▶ **PROBLEM DESCRIPTION**: Copy the listing verbatim, excluding any images found in it.

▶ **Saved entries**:
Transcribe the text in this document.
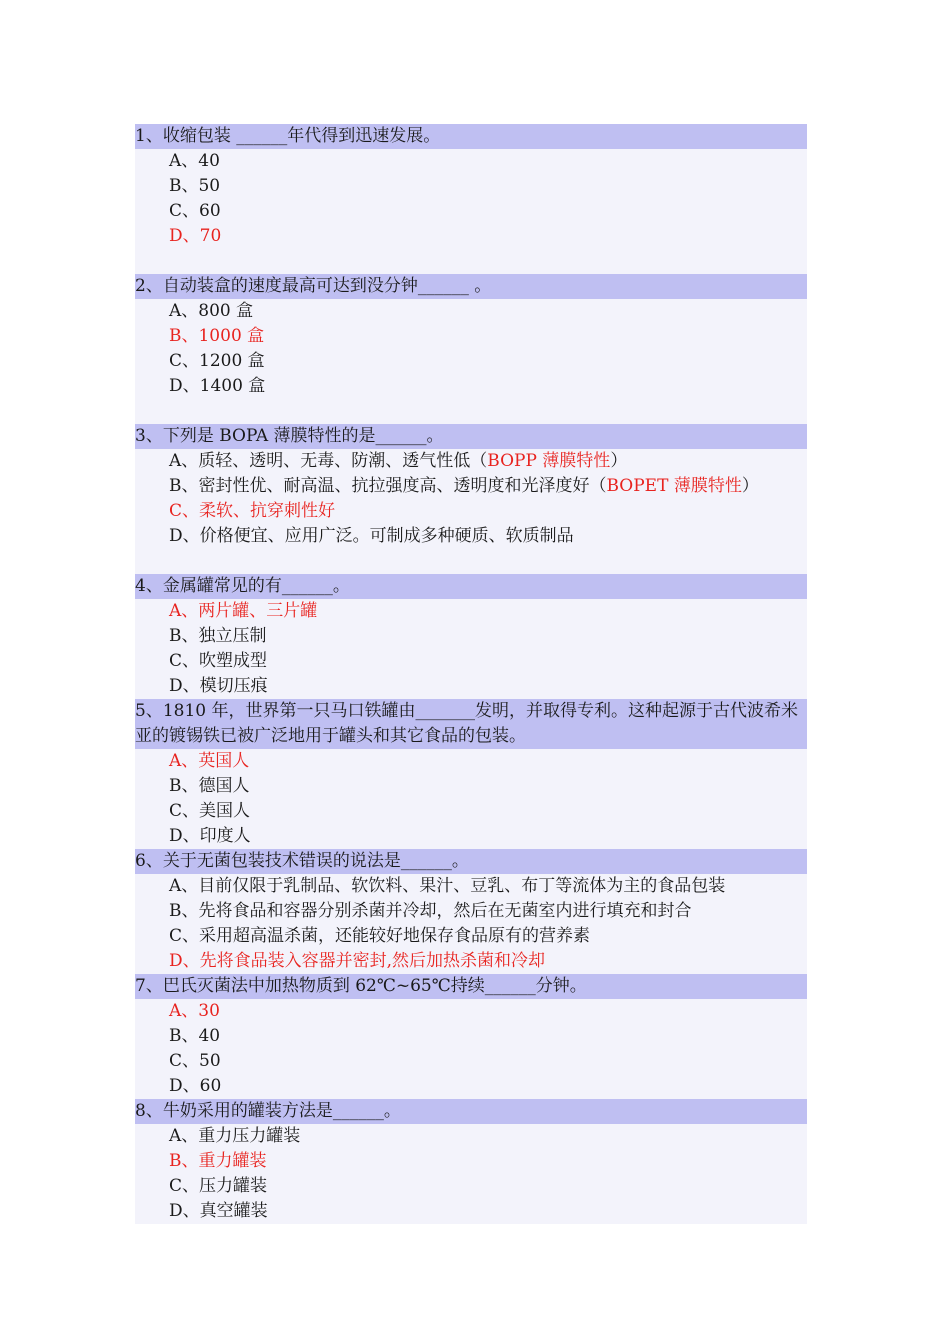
1、收缩包装 ______年代得到迅速发展。
A、40
B、50
C、60
D、70
2、自动装盒的速度最高可达到没分钟______ 。
A、800 盒
B、1000 盒
C、1200 盒
D、1400 盒
3、下列是 BOPA 薄膜特性的是______。
A、质轻、透明、无毒、防潮、透气性低（BOPP 薄膜特性）
B、密封性优、耐高温、抗拉强度高、透明度和光泽度好（BOPET 薄膜特性）
C、柔软、抗穿刺性好
D、价格便宜、应用广泛。可制成多种硬质、软质制品
4、金属罐常见的有______。
A、两片罐、三片罐
B、独立压制
C、吹塑成型
D、模切压痕
5、1810 年，世界第一只马口铁罐由_______发明，并取得专利。这种起源于古代波希米亚的镀锡铁已被广泛地用于罐头和其它食品的包装。
A、英国人
B、德国人
C、美国人
D、印度人
6、关于无菌包装技术错误的说法是______。
A、目前仅限于乳制品、软饮料、果汁、豆乳、布丁等流体为主的食品包装
B、先将食品和容器分别杀菌并冷却，然后在无菌室内进行填充和封合
C、采用超高温杀菌，还能较好地保存食品原有的营养素
D、先将食品装入容器并密封,然后加热杀菌和冷却
7、巴氏灭菌法中加热物质到 62℃~65℃持续______分钟。
A、30
B、40
C、50
D、60
8、牛奶采用的罐装方法是______。
A、重力压力罐装
B、重力罐装
C、压力罐装
D、真空罐装
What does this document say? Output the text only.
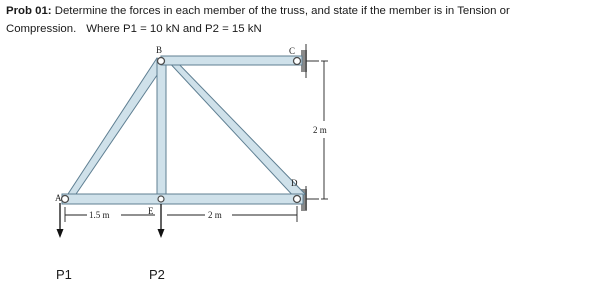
Prob 01: Determine the forces in each member of the truss, and state if the member is in Tension or
Compression. Where P1 = 10 kN and P2 = 15 kN
A
B	C
D
E
1.5 m	2 m
2 m
P1	P2
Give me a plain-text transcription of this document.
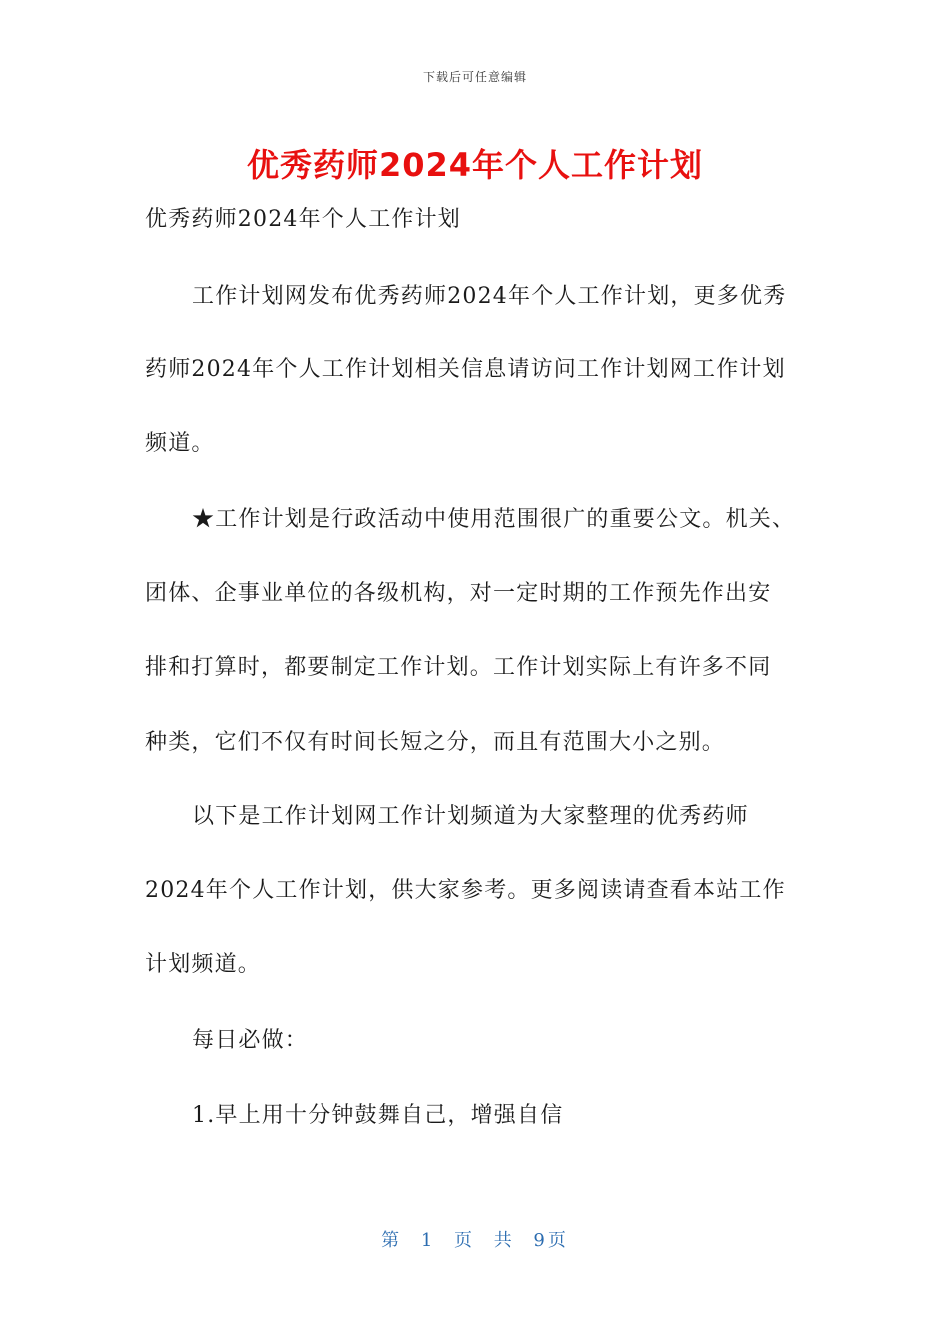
下载后可任意编辑
优秀药师2024年个人工作计划
优秀药师2024年个人工作计划
工作计划网发布优秀药师2024年个人工作计划，更多优秀
药师2024年个人工作计划相关信息请访问工作计划网工作计划
频道。
★工作计划是行政活动中使用范围很广的重要公文。机关、
团体、企事业单位的各级机构，对一定时期的工作预先作出安
排和打算时，都要制定工作计划。工作计划实际上有许多不同
种类，它们不仅有时间长短之分，而且有范围大小之别。
以下是工作计划网工作计划频道为大家整理的优秀药师
2024年个人工作计划，供大家参考。更多阅读请查看本站工作
计划频道。
每日必做：
1.早上用十分钟鼓舞自己，增强自信
第 1 页 共 9页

▶ **RESULT**:
Transcribe the text in this document.
1、收缩包装 ______年代得到迅速发展。
A、40
B、50
C、60
D、70
2、自动装盒的速度最高可达到没分钟______ 。
A、800 盒
B、1000 盒
C、1200 盒
D、1400 盒
3、下列是 BOPA 薄膜特性的是______。
A、质轻、透明、无毒、防潮、透气性低（BOPP 薄膜特性）
B、密封性优、耐高温、抗拉强度高、透明度和光泽度好（BOPET 薄膜特性）
C、柔软、抗穿刺性好
D、价格便宜、应用广泛。可制成多种硬质、软质制品
4、金属罐常见的有______。
A、两片罐、三片罐
B、独立压制
C、吹塑成型
D、模切压痕
5、1810 年，世界第一只马口铁罐由_______发明，并取得专利。这种起源于古代波希米亚的镀锡铁已被广泛地用于罐头和其它食品的包装。
A、英国人
B、德国人
C、美国人
D、印度人
6、关于无菌包装技术错误的说法是______。
A、目前仅限于乳制品、软饮料、果汁、豆乳、布丁等流体为主的食品包装
B、先将食品和容器分别杀菌并冷却，然后在无菌室内进行填充和封合
C、采用超高温杀菌，还能较好地保存食品原有的营养素
D、先将食品装入容器并密封,然后加热杀菌和冷却
7、巴氏灭菌法中加热物质到 62℃~65℃持续______分钟。
A、30
B、40
C、50
D、60
8、牛奶采用的罐装方法是______。
A、重力压力罐装
B、重力罐装
C、压力罐装
D、真空罐装
What does this document say? Output the text only.
Prob 01: Determine the forces in each member of the truss, and state if the member is in Tension or
Compression. Where P1 = 10 kN and P2 = 15 kN
A
B	C
D
E
1.5 m	2 m
2 m
P1	P2
Give me a plain-text transcription of this document.
下载后可任意编辑
优秀药师2024年个人工作计划
优秀药师2024年个人工作计划
工作计划网发布优秀药师2024年个人工作计划，更多优秀
药师2024年个人工作计划相关信息请访问工作计划网工作计划
频道。
★工作计划是行政活动中使用范围很广的重要公文。机关、
团体、企事业单位的各级机构，对一定时期的工作预先作出安
排和打算时，都要制定工作计划。工作计划实际上有许多不同
种类，它们不仅有时间长短之分，而且有范围大小之别。
以下是工作计划网工作计划频道为大家整理的优秀药师
2024年个人工作计划，供大家参考。更多阅读请查看本站工作
计划频道。
每日必做：
1.早上用十分钟鼓舞自己，增强自信
第 1 页 共 9页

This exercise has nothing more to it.